• **SET TASK**: Look through the material below. Copy each line that contains the string "JSON".

(Records from a dataset)
※
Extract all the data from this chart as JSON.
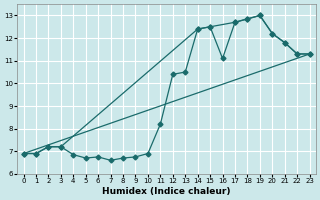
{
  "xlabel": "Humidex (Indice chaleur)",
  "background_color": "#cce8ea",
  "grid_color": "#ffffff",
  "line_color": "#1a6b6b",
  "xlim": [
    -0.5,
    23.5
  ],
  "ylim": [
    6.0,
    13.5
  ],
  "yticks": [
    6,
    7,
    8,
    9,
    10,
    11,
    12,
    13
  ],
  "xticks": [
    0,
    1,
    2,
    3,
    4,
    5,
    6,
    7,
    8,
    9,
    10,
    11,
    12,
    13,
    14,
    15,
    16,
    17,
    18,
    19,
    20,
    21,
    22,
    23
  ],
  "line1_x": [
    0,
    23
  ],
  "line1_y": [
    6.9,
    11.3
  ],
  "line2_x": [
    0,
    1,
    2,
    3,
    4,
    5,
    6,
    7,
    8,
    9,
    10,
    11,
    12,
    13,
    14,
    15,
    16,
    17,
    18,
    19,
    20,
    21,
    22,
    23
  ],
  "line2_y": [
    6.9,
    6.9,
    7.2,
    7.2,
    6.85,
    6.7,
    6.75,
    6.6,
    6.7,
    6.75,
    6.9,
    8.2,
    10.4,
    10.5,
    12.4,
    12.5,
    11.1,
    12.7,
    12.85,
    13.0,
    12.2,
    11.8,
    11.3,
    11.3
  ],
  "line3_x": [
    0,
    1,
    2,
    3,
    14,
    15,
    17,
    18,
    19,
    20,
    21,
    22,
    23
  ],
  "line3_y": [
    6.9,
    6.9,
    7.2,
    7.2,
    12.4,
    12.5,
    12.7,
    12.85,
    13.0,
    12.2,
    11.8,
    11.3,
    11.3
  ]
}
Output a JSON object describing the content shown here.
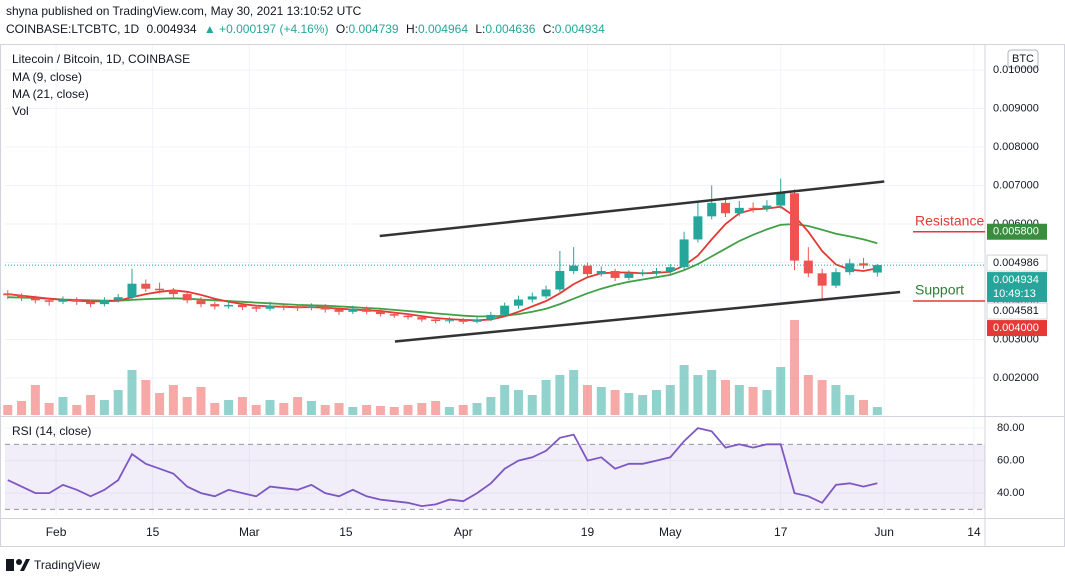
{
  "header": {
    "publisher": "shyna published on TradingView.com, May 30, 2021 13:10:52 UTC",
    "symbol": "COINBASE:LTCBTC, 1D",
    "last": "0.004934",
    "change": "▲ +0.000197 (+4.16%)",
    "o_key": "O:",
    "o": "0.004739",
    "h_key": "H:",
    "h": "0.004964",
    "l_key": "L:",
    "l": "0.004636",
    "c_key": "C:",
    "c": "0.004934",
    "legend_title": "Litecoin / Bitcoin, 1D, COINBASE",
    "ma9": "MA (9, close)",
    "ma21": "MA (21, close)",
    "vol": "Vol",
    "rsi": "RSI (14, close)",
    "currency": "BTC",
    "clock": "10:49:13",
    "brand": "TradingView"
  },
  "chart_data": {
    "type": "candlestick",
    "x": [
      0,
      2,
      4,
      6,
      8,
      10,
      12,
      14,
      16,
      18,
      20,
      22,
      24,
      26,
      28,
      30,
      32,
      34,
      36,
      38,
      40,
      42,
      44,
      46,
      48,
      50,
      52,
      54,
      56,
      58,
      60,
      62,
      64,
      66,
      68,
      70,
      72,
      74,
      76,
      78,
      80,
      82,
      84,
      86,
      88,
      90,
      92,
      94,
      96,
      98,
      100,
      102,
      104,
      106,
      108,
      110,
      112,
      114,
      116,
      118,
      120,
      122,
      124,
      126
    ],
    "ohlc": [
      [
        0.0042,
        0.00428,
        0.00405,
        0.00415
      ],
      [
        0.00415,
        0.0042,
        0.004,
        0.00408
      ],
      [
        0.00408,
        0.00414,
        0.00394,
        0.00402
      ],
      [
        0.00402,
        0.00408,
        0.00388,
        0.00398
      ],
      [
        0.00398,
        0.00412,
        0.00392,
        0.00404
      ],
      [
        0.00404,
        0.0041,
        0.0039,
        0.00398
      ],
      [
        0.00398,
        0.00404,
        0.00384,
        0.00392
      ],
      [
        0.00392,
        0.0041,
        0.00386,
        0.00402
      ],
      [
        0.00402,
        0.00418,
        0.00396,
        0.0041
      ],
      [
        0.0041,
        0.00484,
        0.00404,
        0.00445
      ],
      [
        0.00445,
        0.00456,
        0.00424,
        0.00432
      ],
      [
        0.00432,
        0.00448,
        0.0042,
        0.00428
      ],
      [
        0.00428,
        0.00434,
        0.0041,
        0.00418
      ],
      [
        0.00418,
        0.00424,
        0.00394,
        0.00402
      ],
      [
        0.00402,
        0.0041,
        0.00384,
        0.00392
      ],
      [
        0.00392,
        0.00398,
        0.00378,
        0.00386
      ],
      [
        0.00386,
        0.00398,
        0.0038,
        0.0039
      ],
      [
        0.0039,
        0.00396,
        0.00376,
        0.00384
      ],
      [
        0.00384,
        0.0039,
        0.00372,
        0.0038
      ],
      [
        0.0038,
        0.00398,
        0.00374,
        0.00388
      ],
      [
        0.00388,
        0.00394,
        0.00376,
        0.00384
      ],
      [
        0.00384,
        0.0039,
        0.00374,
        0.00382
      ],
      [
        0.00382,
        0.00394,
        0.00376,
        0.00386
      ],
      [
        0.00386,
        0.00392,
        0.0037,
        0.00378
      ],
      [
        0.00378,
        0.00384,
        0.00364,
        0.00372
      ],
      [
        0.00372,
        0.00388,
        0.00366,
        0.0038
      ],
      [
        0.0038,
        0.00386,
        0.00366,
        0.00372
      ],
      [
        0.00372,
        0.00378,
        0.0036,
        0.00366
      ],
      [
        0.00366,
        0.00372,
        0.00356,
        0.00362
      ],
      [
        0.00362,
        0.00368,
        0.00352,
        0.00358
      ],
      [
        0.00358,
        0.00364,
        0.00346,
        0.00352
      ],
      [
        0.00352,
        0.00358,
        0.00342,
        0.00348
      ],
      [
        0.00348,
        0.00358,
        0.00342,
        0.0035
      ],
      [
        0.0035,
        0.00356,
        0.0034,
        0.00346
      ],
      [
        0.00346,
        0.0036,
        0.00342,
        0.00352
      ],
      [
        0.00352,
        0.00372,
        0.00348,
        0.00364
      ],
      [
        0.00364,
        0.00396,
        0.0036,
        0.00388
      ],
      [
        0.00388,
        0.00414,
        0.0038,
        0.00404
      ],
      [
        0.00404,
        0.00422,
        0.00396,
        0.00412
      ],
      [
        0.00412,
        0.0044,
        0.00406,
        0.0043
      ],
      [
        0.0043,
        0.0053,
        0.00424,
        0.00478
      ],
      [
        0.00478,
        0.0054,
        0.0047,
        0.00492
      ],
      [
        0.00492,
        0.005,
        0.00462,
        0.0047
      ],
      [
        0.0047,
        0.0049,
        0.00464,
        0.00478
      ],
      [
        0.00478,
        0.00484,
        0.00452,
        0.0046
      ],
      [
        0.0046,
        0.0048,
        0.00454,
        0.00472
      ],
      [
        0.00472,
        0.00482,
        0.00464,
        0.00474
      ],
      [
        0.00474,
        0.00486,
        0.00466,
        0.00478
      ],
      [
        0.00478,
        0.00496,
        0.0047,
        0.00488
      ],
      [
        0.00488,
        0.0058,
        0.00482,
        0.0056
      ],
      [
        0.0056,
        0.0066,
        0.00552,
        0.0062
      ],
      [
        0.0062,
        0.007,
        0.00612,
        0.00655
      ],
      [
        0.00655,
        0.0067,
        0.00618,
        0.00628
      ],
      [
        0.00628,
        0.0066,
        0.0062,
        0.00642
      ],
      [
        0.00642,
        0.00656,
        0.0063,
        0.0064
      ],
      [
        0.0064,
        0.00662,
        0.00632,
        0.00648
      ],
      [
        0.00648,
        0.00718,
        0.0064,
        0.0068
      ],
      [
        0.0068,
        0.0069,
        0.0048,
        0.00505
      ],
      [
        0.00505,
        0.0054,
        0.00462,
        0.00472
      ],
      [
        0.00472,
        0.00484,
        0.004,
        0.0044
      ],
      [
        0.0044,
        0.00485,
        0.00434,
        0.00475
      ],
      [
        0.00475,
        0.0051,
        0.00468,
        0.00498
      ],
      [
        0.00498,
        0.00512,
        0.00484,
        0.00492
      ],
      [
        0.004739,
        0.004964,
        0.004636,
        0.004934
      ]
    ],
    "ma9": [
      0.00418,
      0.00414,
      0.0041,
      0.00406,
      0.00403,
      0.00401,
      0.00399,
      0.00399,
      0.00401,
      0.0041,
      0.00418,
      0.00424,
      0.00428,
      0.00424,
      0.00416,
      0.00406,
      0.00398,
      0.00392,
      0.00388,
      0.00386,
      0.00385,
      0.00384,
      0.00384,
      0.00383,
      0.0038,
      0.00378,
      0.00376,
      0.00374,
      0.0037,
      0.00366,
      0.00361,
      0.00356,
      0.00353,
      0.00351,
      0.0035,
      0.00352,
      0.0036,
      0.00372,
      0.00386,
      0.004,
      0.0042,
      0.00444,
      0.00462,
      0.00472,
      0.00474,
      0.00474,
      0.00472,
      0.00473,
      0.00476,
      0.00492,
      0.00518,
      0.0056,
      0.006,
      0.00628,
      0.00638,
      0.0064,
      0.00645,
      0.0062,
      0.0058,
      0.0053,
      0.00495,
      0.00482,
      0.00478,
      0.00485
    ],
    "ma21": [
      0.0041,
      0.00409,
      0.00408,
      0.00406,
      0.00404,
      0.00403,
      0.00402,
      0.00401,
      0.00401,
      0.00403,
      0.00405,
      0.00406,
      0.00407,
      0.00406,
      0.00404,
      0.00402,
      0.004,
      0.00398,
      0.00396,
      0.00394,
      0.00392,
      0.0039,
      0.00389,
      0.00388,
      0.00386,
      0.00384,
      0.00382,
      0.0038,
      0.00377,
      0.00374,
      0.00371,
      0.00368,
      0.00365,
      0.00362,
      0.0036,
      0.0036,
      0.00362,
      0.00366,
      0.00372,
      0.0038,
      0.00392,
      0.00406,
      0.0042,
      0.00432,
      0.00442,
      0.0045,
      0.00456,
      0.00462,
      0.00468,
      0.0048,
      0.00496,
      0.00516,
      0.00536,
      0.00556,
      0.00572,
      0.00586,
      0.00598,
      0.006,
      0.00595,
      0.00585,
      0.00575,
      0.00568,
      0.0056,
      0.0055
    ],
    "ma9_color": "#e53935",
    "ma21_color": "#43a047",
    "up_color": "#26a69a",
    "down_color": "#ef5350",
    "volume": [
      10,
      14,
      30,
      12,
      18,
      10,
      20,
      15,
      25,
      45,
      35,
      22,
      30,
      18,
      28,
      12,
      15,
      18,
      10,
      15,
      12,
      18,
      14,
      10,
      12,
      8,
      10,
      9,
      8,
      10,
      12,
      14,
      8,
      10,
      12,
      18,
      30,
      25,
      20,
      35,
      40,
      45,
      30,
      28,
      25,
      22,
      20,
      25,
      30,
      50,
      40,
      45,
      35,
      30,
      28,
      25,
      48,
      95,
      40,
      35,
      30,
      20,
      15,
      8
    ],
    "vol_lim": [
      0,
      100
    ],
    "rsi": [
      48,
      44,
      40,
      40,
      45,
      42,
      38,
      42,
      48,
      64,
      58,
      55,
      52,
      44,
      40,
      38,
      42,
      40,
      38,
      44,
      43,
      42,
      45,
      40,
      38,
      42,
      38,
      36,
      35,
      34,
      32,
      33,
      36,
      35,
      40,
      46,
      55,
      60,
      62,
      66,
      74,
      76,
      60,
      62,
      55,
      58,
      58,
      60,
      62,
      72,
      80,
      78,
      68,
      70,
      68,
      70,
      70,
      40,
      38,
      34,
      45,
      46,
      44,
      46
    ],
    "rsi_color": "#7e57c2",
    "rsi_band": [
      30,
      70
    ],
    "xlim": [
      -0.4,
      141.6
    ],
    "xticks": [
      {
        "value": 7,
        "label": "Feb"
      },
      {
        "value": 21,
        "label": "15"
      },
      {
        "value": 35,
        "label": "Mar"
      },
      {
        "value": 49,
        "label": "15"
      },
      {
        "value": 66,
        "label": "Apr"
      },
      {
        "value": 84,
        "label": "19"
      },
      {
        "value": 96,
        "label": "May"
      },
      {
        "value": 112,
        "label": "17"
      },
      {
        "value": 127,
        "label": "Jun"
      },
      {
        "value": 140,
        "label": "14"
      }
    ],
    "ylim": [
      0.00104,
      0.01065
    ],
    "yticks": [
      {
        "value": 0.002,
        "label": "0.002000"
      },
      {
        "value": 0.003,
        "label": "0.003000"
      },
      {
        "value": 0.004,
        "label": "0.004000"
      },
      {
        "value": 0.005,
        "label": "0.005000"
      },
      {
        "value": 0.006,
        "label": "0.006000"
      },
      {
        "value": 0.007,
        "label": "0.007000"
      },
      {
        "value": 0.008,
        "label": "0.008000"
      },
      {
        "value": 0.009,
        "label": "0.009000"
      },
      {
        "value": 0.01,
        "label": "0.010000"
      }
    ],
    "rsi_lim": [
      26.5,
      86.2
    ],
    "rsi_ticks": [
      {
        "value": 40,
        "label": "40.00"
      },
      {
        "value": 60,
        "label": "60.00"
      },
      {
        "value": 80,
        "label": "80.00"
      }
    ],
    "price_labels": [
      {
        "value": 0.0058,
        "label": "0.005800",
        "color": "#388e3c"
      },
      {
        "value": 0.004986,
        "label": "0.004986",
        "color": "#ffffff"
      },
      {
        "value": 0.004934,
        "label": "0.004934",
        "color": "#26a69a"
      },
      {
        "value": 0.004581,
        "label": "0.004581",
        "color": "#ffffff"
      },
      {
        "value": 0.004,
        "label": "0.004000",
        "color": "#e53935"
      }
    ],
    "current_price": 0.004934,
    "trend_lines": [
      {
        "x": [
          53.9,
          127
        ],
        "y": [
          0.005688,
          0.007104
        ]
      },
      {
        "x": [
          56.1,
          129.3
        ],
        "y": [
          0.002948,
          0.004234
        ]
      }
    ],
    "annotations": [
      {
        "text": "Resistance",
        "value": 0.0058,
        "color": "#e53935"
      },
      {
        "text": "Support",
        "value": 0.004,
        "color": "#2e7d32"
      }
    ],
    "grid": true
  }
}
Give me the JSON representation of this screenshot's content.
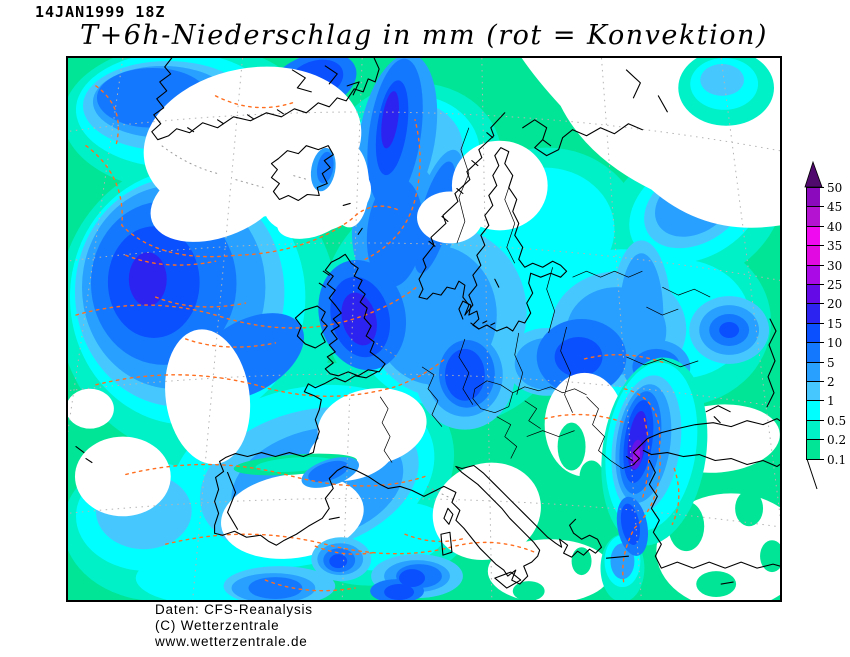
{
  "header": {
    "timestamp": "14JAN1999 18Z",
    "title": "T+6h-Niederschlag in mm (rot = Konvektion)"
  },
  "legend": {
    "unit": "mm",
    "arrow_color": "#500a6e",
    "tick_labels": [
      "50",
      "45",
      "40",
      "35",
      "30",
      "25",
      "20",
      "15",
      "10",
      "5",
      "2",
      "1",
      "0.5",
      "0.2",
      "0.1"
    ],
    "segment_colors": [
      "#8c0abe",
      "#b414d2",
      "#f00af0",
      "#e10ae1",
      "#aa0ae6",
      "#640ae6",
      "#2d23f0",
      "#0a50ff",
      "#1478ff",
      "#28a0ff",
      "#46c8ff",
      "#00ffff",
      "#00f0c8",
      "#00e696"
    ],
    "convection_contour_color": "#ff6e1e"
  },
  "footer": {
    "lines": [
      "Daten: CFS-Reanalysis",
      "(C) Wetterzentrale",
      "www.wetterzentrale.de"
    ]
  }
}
※
• **RESULT OF THIS EXERCISE**:
Extract all the data from this chart as JSON.
Output a JSON object describing the content shown here.
Give me the JSON representation of this screenshot's content.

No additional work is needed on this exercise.